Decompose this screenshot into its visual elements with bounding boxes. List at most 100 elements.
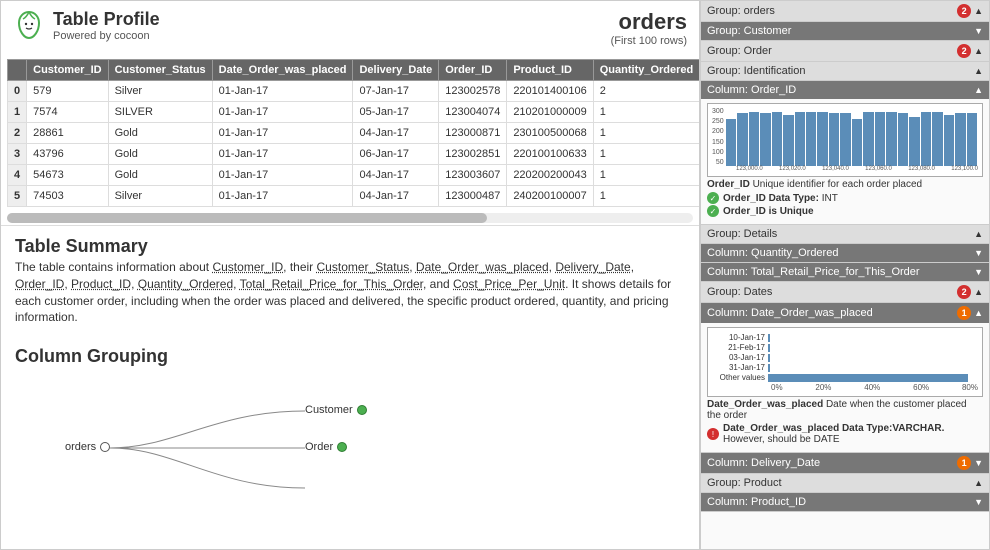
chevron-down-icon: ▼ [974,248,983,258]
header: Table Profile Powered by cocoon orders (… [1,1,699,55]
summary-title: Table Summary [15,236,685,257]
app-title: Table Profile [53,9,611,30]
panel-row-header[interactable]: Column: Order_ID▲ [701,81,989,99]
data-table-container[interactable]: Customer_IDCustomer_StatusDate_Order_was… [1,55,699,211]
grouping-graph[interactable]: orders Customer Order [15,373,685,513]
chevron-up-icon: ▲ [974,6,983,16]
table-cell: 05-Jan-17 [353,102,439,123]
table-name: orders [611,9,687,35]
chevron-up-icon: ▲ [974,229,983,239]
table-cell: 2 [593,81,699,102]
alert-badge: 1 [957,456,971,470]
panel-row-header[interactable]: Column: Quantity_Ordered▼ [701,244,989,262]
chevron-up-icon: ▲ [974,287,983,297]
column-grouping: Column Grouping orders Customer Order [1,336,699,549]
chevron-up-icon: ▲ [974,85,983,95]
table-cell: 220100100633 [507,144,593,165]
table-row[interactable]: 343796Gold01-Jan-1706-Jan-17123002851220… [8,144,700,165]
table-cell: 54673 [27,165,108,186]
table-cell: 240200100007 [507,186,593,207]
table-cell: 01-Jan-17 [212,186,353,207]
panel-row-header[interactable]: Group: Details▲ [701,225,989,243]
panel-row-header[interactable]: Column: Product_ID▼ [701,493,989,511]
check-icon: ✓ [707,192,719,204]
panel-row-header[interactable]: Group: Identification▲ [701,62,989,80]
table-cell: 230100500068 [507,123,593,144]
table-cell: 01-Jan-17 [212,123,353,144]
graph-node-order[interactable]: Order [305,441,347,453]
data-table: Customer_IDCustomer_StatusDate_Order_was… [7,59,699,207]
table-cell: 1 [593,186,699,207]
table-cell: 04-Jan-17 [353,186,439,207]
panel-row-header[interactable]: Group: Product▲ [701,474,989,492]
panel-row-header[interactable]: Group: Customer▼ [701,22,989,40]
panel-row-header[interactable]: Column: Delivery_Date1▼ [701,453,989,473]
panel-row-header[interactable]: Column: Total_Retail_Price_for_This_Orde… [701,263,989,281]
chevron-up-icon: ▲ [974,66,983,76]
horizontal-scrollbar[interactable] [7,213,693,223]
panel-row-header[interactable]: Column: Date_Order_was_placed1▲ [701,303,989,323]
table-cell: Gold [108,144,212,165]
table-row[interactable]: 454673Gold01-Jan-1704-Jan-17123003607220… [8,165,700,186]
table-cell: Gold [108,123,212,144]
chevron-up-icon: ▲ [974,308,983,318]
panel-row-header[interactable]: Group: Dates2▲ [701,282,989,302]
table-cell: 123002578 [439,81,507,102]
table-cell: Silver [108,186,212,207]
grouping-title: Column Grouping [15,346,685,367]
table-summary: Table Summary The table contains informa… [1,225,699,336]
table-cell: Silver [108,81,212,102]
cocoon-logo-icon [13,9,45,41]
date-order-barchart[interactable]: 10-Jan-1721-Feb-1703-Jan-1731-Jan-17Othe… [707,327,983,397]
graph-node-root[interactable]: orders [65,441,110,453]
table-cell: 123000487 [439,186,507,207]
table-cell: 123002851 [439,144,507,165]
table-row[interactable]: 574503Silver01-Jan-1704-Jan-171230004872… [8,186,700,207]
table-cell: 123003607 [439,165,507,186]
table-cell: 123004074 [439,102,507,123]
table-cell: 04-Jan-17 [353,165,439,186]
table-cell: 1 [593,123,699,144]
table-cell: 7574 [27,102,108,123]
chevron-down-icon: ▼ [974,26,983,36]
table-cell: Gold [108,165,212,186]
table-cell: 04-Jan-17 [353,123,439,144]
table-cell: 01-Jan-17 [212,81,353,102]
col-header[interactable]: Customer_Status [108,60,212,81]
table-cell: 01-Jan-17 [212,144,353,165]
summary-text: The table contains information about Cus… [15,259,685,326]
col-header[interactable]: Order_ID [439,60,507,81]
order-id-histogram[interactable]: 30025020015010050 123,000.0123,020.0123,… [707,103,983,177]
graph-node-customer[interactable]: Customer [305,404,367,416]
chevron-up-icon: ▲ [974,478,983,488]
table-cell: 01-Jan-17 [212,165,353,186]
col-header[interactable]: Quantity_Ordered [593,60,699,81]
table-cell: 06-Jan-17 [353,144,439,165]
app-subtitle: Powered by cocoon [53,30,611,42]
check-icon: ✓ [707,205,719,217]
panel-row-header[interactable]: Group: orders2▲ [701,1,989,21]
table-cell: 1 [593,165,699,186]
table-row[interactable]: 228861Gold01-Jan-1704-Jan-17123000871230… [8,123,700,144]
table-row[interactable]: 0579Silver01-Jan-1707-Jan-17123002578220… [8,81,700,102]
table-cell: 43796 [27,144,108,165]
table-row[interactable]: 17574SILVER01-Jan-1705-Jan-1712300407421… [8,102,700,123]
chevron-down-icon: ▼ [974,497,983,507]
alert-badge: 2 [957,4,971,18]
col-header[interactable]: Delivery_Date [353,60,439,81]
table-cell: 07-Jan-17 [353,81,439,102]
error-icon: ! [707,428,719,440]
table-cell: 01-Jan-17 [212,102,353,123]
right-panel[interactable]: Group: orders2▲ Group: Customer▼ Group: … [700,0,990,550]
table-subtitle: (First 100 rows) [611,35,687,47]
col-header[interactable]: Product_ID [507,60,593,81]
table-cell: 220200200043 [507,165,593,186]
alert-badge: 1 [957,306,971,320]
panel-row-header[interactable]: Group: Order2▲ [701,41,989,61]
col-header[interactable]: Date_Order_was_placed [212,60,353,81]
table-cell: 28861 [27,123,108,144]
col-header[interactable]: Customer_ID [27,60,108,81]
chevron-up-icon: ▲ [974,46,983,56]
table-cell: 74503 [27,186,108,207]
table-cell: 1 [593,102,699,123]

● What is needed
Replace "chevron-up-icon" with "caret-up-icon" throughout the rows above, and reproduce them otherwise unchanged. Leave the pictures out of your answer.

● Full output
Decompose this screenshot into its visual elements with bounding boxes. List at most 100 elements.
chevron-down-icon: ▼ [974,248,983,258]
header: Table Profile Powered by cocoon orders (… [1,1,699,55]
summary-title: Table Summary [15,236,685,257]
app-title: Table Profile [53,9,611,30]
panel-row-header[interactable]: Column: Order_ID▲ [701,81,989,99]
data-table-container[interactable]: Customer_IDCustomer_StatusDate_Order_was… [1,55,699,211]
grouping-graph[interactable]: orders Customer Order [15,373,685,513]
caret-up-icon: ▲ [974,6,983,16]
table-cell: 05-Jan-17 [353,102,439,123]
table-name: orders [611,9,687,35]
caret-up-icon: ▲ [974,229,983,239]
table-cell: 2 [593,81,699,102]
alert-badge: 1 [957,456,971,470]
panel-row-header[interactable]: Column: Quantity_Ordered▼ [701,244,989,262]
caret-up-icon: ▲ [974,287,983,297]
column-grouping: Column Grouping orders Customer Order [1,336,699,549]
caret-up-icon: ▲ [974,85,983,95]
table-cell: 220100100633 [507,144,593,165]
table-row[interactable]: 343796Gold01-Jan-1706-Jan-17123002851220… [8,144,700,165]
table-cell: 54673 [27,165,108,186]
table-cell: 240200100007 [507,186,593,207]
table-cell: 01-Jan-17 [212,186,353,207]
panel-row-header[interactable]: Group: Details▲ [701,225,989,243]
panel-row-header[interactable]: Column: Product_ID▼ [701,493,989,511]
check-icon: ✓ [707,192,719,204]
panel-row-header[interactable]: Group: Identification▲ [701,62,989,80]
table-cell: 230100500068 [507,123,593,144]
table-cell: 01-Jan-17 [212,123,353,144]
graph-node-order[interactable]: Order [305,441,347,453]
data-table: Customer_IDCustomer_StatusDate_Order_was… [7,59,699,207]
table-cell: 1 [593,186,699,207]
table-cell: 04-Jan-17 [353,186,439,207]
panel-row-header[interactable]: Group: Product▲ [701,474,989,492]
panel-row-header[interactable]: Group: Customer▼ [701,22,989,40]
panel-row-header[interactable]: Column: Delivery_Date1▼ [701,453,989,473]
panel-row-header[interactable]: Column: Total_Retail_Price_for_This_Orde… [701,263,989,281]
caret-up-icon: ▲ [974,66,983,76]
horizontal-scrollbar[interactable] [7,213,693,223]
panel-row-header[interactable]: Column: Date_Order_was_placed1▲ [701,303,989,323]
table-cell: Gold [108,144,212,165]
table-row[interactable]: 454673Gold01-Jan-1704-Jan-17123003607220… [8,165,700,186]
table-cell: Gold [108,123,212,144]
caret-up-icon: ▲ [974,308,983,318]
panel-row-header[interactable]: Group: Dates2▲ [701,282,989,302]
table-cell: 123002578 [439,81,507,102]
table-cell: Silver [108,186,212,207]
grouping-title: Column Grouping [15,346,685,367]
table-summary: Table Summary The table contains informa… [1,225,699,336]
table-cell: Silver [108,81,212,102]
cocoon-logo-icon [13,9,45,41]
date-order-barchart[interactable]: 10-Jan-1721-Feb-1703-Jan-1731-Jan-17Othe… [707,327,983,397]
graph-node-root[interactable]: orders [65,441,110,453]
table-cell: 123000487 [439,186,507,207]
table-cell: 123002851 [439,144,507,165]
table-row[interactable]: 574503Silver01-Jan-1704-Jan-171230004872… [8,186,700,207]
table-cell: 123003607 [439,165,507,186]
table-cell: 123004074 [439,102,507,123]
table-cell: 04-Jan-17 [353,165,439,186]
table-cell: 1 [593,123,699,144]
table-cell: 7574 [27,102,108,123]
chevron-down-icon: ▼ [974,26,983,36]
table-cell: Gold [108,165,212,186]
table-cell: 04-Jan-17 [353,123,439,144]
table-cell: 01-Jan-17 [212,81,353,102]
col-header[interactable]: Customer_Status [108,60,212,81]
table-cell: 01-Jan-17 [212,144,353,165]
summary-text: The table contains information about Cus… [15,259,685,326]
col-header[interactable]: Order_ID [439,60,507,81]
order-id-histogram[interactable]: 30025020015010050 123,000.0123,020.0123,… [707,103,983,177]
graph-node-customer[interactable]: Customer [305,404,367,416]
caret-up-icon: ▲ [974,478,983,488]
table-cell: 01-Jan-17 [212,165,353,186]
col-header[interactable]: Quantity_Ordered [593,60,699,81]
table-cell: 06-Jan-17 [353,144,439,165]
app-subtitle: Powered by cocoon [53,30,611,42]
check-icon: ✓ [707,205,719,217]
panel-row-header[interactable]: Group: orders2▲ [701,1,989,21]
table-cell: 1 [593,165,699,186]
table-row[interactable]: 228861Gold01-Jan-1704-Jan-17123000871230… [8,123,700,144]
table-row[interactable]: 0579Silver01-Jan-1707-Jan-17123002578220… [8,81,700,102]
table-cell: 43796 [27,144,108,165]
table-row[interactable]: 17574SILVER01-Jan-1705-Jan-1712300407421… [8,102,700,123]
chevron-down-icon: ▼ [974,497,983,507]
alert-badge: 2 [957,4,971,18]
col-header[interactable]: Delivery_Date [353,60,439,81]
table-cell: 07-Jan-17 [353,81,439,102]
error-icon: ! [707,428,719,440]
table-cell: 01-Jan-17 [212,102,353,123]
right-panel[interactable]: Group: orders2▲ Group: Customer▼ Group: … [700,0,990,550]
table-subtitle: (First 100 rows) [611,35,687,47]
col-header[interactable]: Product_ID [507,60,593,81]
table-cell: 220200200043 [507,165,593,186]
alert-badge: 1 [957,306,971,320]
panel-row-header[interactable]: Group: Order2▲ [701,41,989,61]
col-header[interactable]: Date_Order_was_placed [212,60,353,81]
table-cell: 28861 [27,123,108,144]
col-header[interactable]: Customer_ID [27,60,108,81]
caret-up-icon: ▲ [974,46,983,56]
table-cell: 74503 [27,186,108,207]
table-cell: 1 [593,102,699,123]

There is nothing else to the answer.